REQUIREMENTS: Omit the pictures and output every entry below exactly as written.

SUPPLIED MATERIAL:

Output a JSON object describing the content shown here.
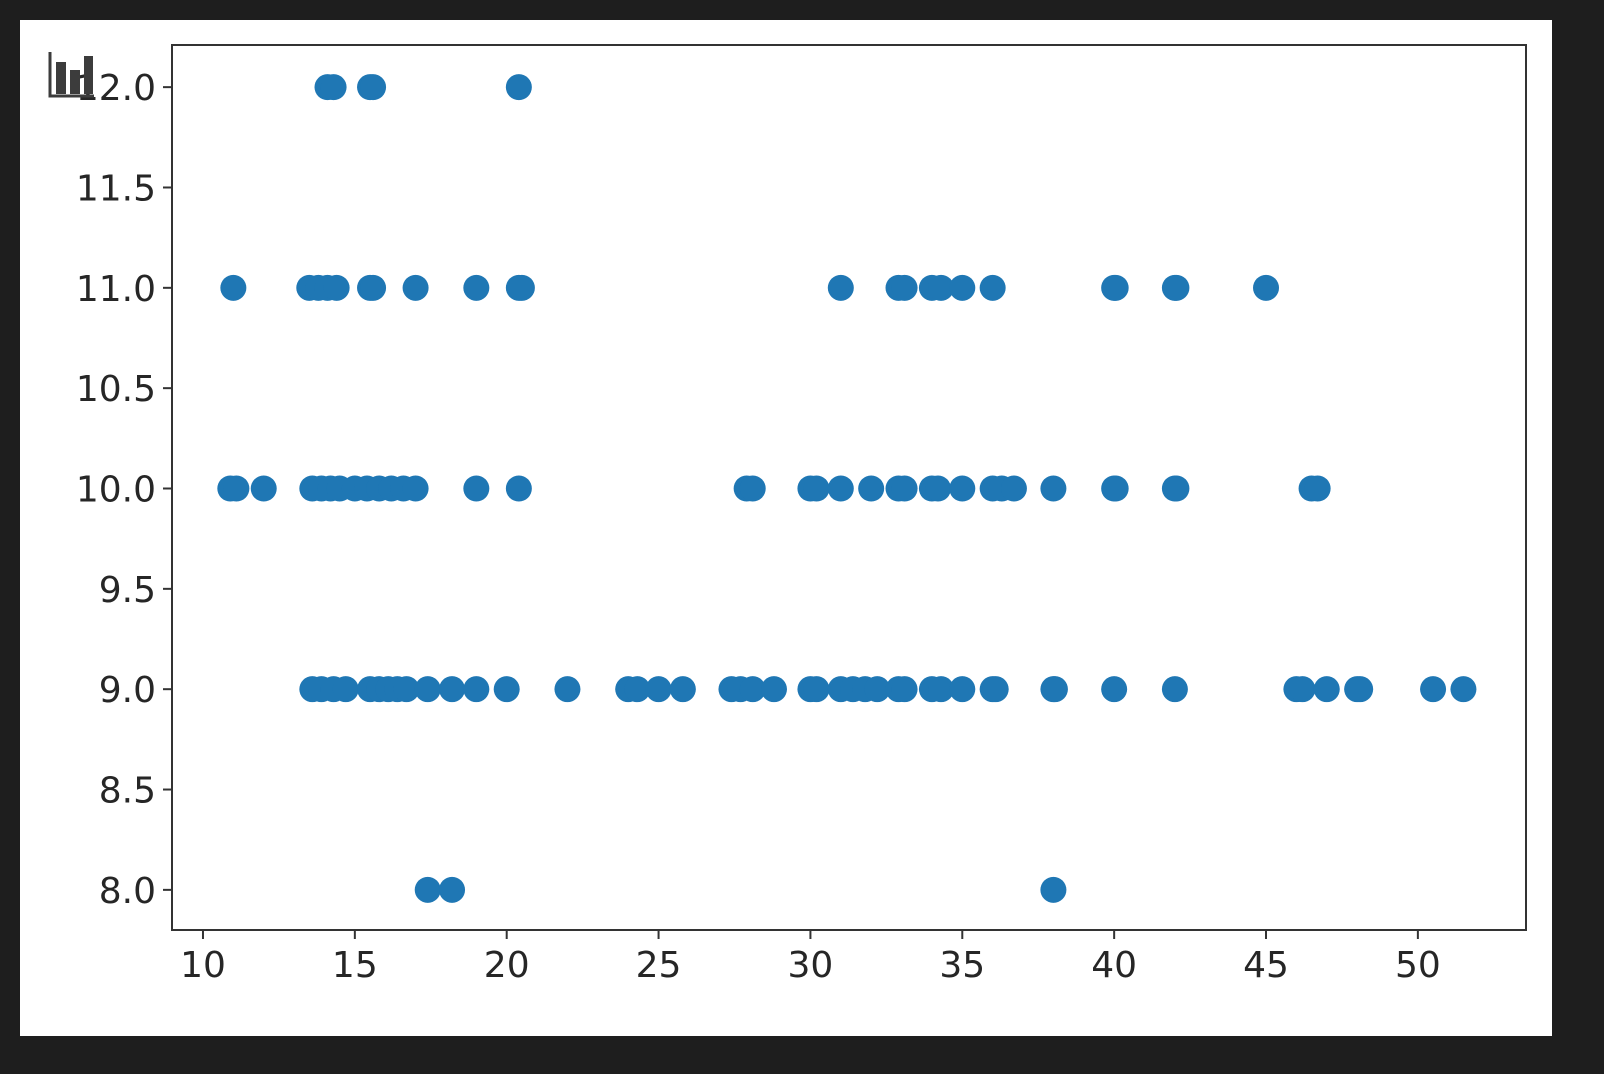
{
  "chart_data": {
    "type": "scatter",
    "title": "",
    "xlabel": "",
    "ylabel": "",
    "xlim": [
      8.98,
      53.56
    ],
    "ylim": [
      7.8,
      12.21
    ],
    "xticks": [
      10,
      15,
      20,
      25,
      30,
      35,
      40,
      45,
      50
    ],
    "yticks": [
      8.0,
      8.5,
      9.0,
      9.5,
      10.0,
      10.5,
      11.0,
      11.5,
      12.0
    ],
    "xtick_labels": [
      "10",
      "15",
      "20",
      "25",
      "30",
      "35",
      "40",
      "45",
      "50"
    ],
    "ytick_labels": [
      "8.0",
      "8.5",
      "9.0",
      "9.5",
      "10.0",
      "10.5",
      "11.0",
      "11.5",
      "12.0"
    ],
    "grid": false,
    "marker_color": "#1f77b4",
    "points": [
      [
        14.1,
        12
      ],
      [
        14.3,
        12
      ],
      [
        15.5,
        12
      ],
      [
        15.6,
        12
      ],
      [
        20.4,
        12
      ],
      [
        11,
        11
      ],
      [
        13.5,
        11
      ],
      [
        13.8,
        11
      ],
      [
        14.1,
        11
      ],
      [
        14.4,
        11
      ],
      [
        15.5,
        11
      ],
      [
        15.6,
        11
      ],
      [
        17,
        11
      ],
      [
        19,
        11
      ],
      [
        20.4,
        11
      ],
      [
        20.5,
        11
      ],
      [
        31,
        11
      ],
      [
        32.9,
        11
      ],
      [
        33.1,
        11
      ],
      [
        34,
        11
      ],
      [
        34.3,
        11
      ],
      [
        35,
        11
      ],
      [
        36,
        11
      ],
      [
        40,
        11
      ],
      [
        40.05,
        11
      ],
      [
        42,
        11
      ],
      [
        42.05,
        11
      ],
      [
        45,
        11
      ],
      [
        10.9,
        10
      ],
      [
        11.1,
        10
      ],
      [
        12,
        10
      ],
      [
        13.6,
        10
      ],
      [
        13.9,
        10
      ],
      [
        14.2,
        10
      ],
      [
        14.5,
        10
      ],
      [
        15,
        10
      ],
      [
        15.4,
        10
      ],
      [
        15.8,
        10
      ],
      [
        16.2,
        10
      ],
      [
        16.6,
        10
      ],
      [
        17,
        10
      ],
      [
        19,
        10
      ],
      [
        20.4,
        10
      ],
      [
        27.9,
        10
      ],
      [
        28.1,
        10
      ],
      [
        30,
        10
      ],
      [
        30.2,
        10
      ],
      [
        31,
        10
      ],
      [
        32,
        10
      ],
      [
        32.9,
        10
      ],
      [
        33.1,
        10
      ],
      [
        34,
        10
      ],
      [
        34.2,
        10
      ],
      [
        35,
        10
      ],
      [
        36,
        10
      ],
      [
        36.3,
        10
      ],
      [
        36.7,
        10
      ],
      [
        38,
        10
      ],
      [
        40,
        10
      ],
      [
        40.05,
        10
      ],
      [
        42,
        10
      ],
      [
        42.05,
        10
      ],
      [
        46.5,
        10
      ],
      [
        46.7,
        10
      ],
      [
        13.6,
        9
      ],
      [
        13.9,
        9
      ],
      [
        14.3,
        9
      ],
      [
        14.7,
        9
      ],
      [
        15.5,
        9
      ],
      [
        15.8,
        9
      ],
      [
        16.1,
        9
      ],
      [
        16.4,
        9
      ],
      [
        16.7,
        9
      ],
      [
        17.4,
        9
      ],
      [
        18.2,
        9
      ],
      [
        19,
        9
      ],
      [
        20,
        9
      ],
      [
        22,
        9
      ],
      [
        24,
        9
      ],
      [
        24.3,
        9
      ],
      [
        25,
        9
      ],
      [
        25.8,
        9
      ],
      [
        27.4,
        9
      ],
      [
        27.7,
        9
      ],
      [
        28.1,
        9
      ],
      [
        28.8,
        9
      ],
      [
        30,
        9
      ],
      [
        30.2,
        9
      ],
      [
        31,
        9
      ],
      [
        31.4,
        9
      ],
      [
        31.8,
        9
      ],
      [
        32.2,
        9
      ],
      [
        32.9,
        9
      ],
      [
        33.1,
        9
      ],
      [
        34,
        9
      ],
      [
        34.3,
        9
      ],
      [
        35,
        9
      ],
      [
        36,
        9
      ],
      [
        36.1,
        9
      ],
      [
        38,
        9
      ],
      [
        38.05,
        9
      ],
      [
        40,
        9
      ],
      [
        42,
        9
      ],
      [
        46,
        9
      ],
      [
        46.2,
        9
      ],
      [
        47,
        9
      ],
      [
        48,
        9
      ],
      [
        48.1,
        9
      ],
      [
        50.5,
        9
      ],
      [
        51.5,
        9
      ],
      [
        17.4,
        8
      ],
      [
        18.2,
        8
      ],
      [
        38,
        8
      ]
    ]
  },
  "toolbar": {
    "icon": "bar-chart-icon"
  }
}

RESULT:
Output a JSON object describing the content shown here.
{
  "chart_data": {
    "type": "scatter",
    "title": "",
    "xlabel": "",
    "ylabel": "",
    "xlim": [
      8.98,
      53.56
    ],
    "ylim": [
      7.8,
      12.21
    ],
    "xticks": [
      10,
      15,
      20,
      25,
      30,
      35,
      40,
      45,
      50
    ],
    "yticks": [
      8.0,
      8.5,
      9.0,
      9.5,
      10.0,
      10.5,
      11.0,
      11.5,
      12.0
    ],
    "xtick_labels": [
      "10",
      "15",
      "20",
      "25",
      "30",
      "35",
      "40",
      "45",
      "50"
    ],
    "ytick_labels": [
      "8.0",
      "8.5",
      "9.0",
      "9.5",
      "10.0",
      "10.5",
      "11.0",
      "11.5",
      "12.0"
    ],
    "grid": false,
    "marker_color": "#1f77b4",
    "points": [
      [
        14.1,
        12
      ],
      [
        14.3,
        12
      ],
      [
        15.5,
        12
      ],
      [
        15.6,
        12
      ],
      [
        20.4,
        12
      ],
      [
        11,
        11
      ],
      [
        13.5,
        11
      ],
      [
        13.8,
        11
      ],
      [
        14.1,
        11
      ],
      [
        14.4,
        11
      ],
      [
        15.5,
        11
      ],
      [
        15.6,
        11
      ],
      [
        17,
        11
      ],
      [
        19,
        11
      ],
      [
        20.4,
        11
      ],
      [
        20.5,
        11
      ],
      [
        31,
        11
      ],
      [
        32.9,
        11
      ],
      [
        33.1,
        11
      ],
      [
        34,
        11
      ],
      [
        34.3,
        11
      ],
      [
        35,
        11
      ],
      [
        36,
        11
      ],
      [
        40,
        11
      ],
      [
        40.05,
        11
      ],
      [
        42,
        11
      ],
      [
        42.05,
        11
      ],
      [
        45,
        11
      ],
      [
        10.9,
        10
      ],
      [
        11.1,
        10
      ],
      [
        12,
        10
      ],
      [
        13.6,
        10
      ],
      [
        13.9,
        10
      ],
      [
        14.2,
        10
      ],
      [
        14.5,
        10
      ],
      [
        15,
        10
      ],
      [
        15.4,
        10
      ],
      [
        15.8,
        10
      ],
      [
        16.2,
        10
      ],
      [
        16.6,
        10
      ],
      [
        17,
        10
      ],
      [
        19,
        10
      ],
      [
        20.4,
        10
      ],
      [
        27.9,
        10
      ],
      [
        28.1,
        10
      ],
      [
        30,
        10
      ],
      [
        30.2,
        10
      ],
      [
        31,
        10
      ],
      [
        32,
        10
      ],
      [
        32.9,
        10
      ],
      [
        33.1,
        10
      ],
      [
        34,
        10
      ],
      [
        34.2,
        10
      ],
      [
        35,
        10
      ],
      [
        36,
        10
      ],
      [
        36.3,
        10
      ],
      [
        36.7,
        10
      ],
      [
        38,
        10
      ],
      [
        40,
        10
      ],
      [
        40.05,
        10
      ],
      [
        42,
        10
      ],
      [
        42.05,
        10
      ],
      [
        46.5,
        10
      ],
      [
        46.7,
        10
      ],
      [
        13.6,
        9
      ],
      [
        13.9,
        9
      ],
      [
        14.3,
        9
      ],
      [
        14.7,
        9
      ],
      [
        15.5,
        9
      ],
      [
        15.8,
        9
      ],
      [
        16.1,
        9
      ],
      [
        16.4,
        9
      ],
      [
        16.7,
        9
      ],
      [
        17.4,
        9
      ],
      [
        18.2,
        9
      ],
      [
        19,
        9
      ],
      [
        20,
        9
      ],
      [
        22,
        9
      ],
      [
        24,
        9
      ],
      [
        24.3,
        9
      ],
      [
        25,
        9
      ],
      [
        25.8,
        9
      ],
      [
        27.4,
        9
      ],
      [
        27.7,
        9
      ],
      [
        28.1,
        9
      ],
      [
        28.8,
        9
      ],
      [
        30,
        9
      ],
      [
        30.2,
        9
      ],
      [
        31,
        9
      ],
      [
        31.4,
        9
      ],
      [
        31.8,
        9
      ],
      [
        32.2,
        9
      ],
      [
        32.9,
        9
      ],
      [
        33.1,
        9
      ],
      [
        34,
        9
      ],
      [
        34.3,
        9
      ],
      [
        35,
        9
      ],
      [
        36,
        9
      ],
      [
        36.1,
        9
      ],
      [
        38,
        9
      ],
      [
        38.05,
        9
      ],
      [
        40,
        9
      ],
      [
        42,
        9
      ],
      [
        46,
        9
      ],
      [
        46.2,
        9
      ],
      [
        47,
        9
      ],
      [
        48,
        9
      ],
      [
        48.1,
        9
      ],
      [
        50.5,
        9
      ],
      [
        51.5,
        9
      ],
      [
        17.4,
        8
      ],
      [
        18.2,
        8
      ],
      [
        38,
        8
      ]
    ]
  },
  "toolbar": {
    "icon": "bar-chart-icon"
  }
}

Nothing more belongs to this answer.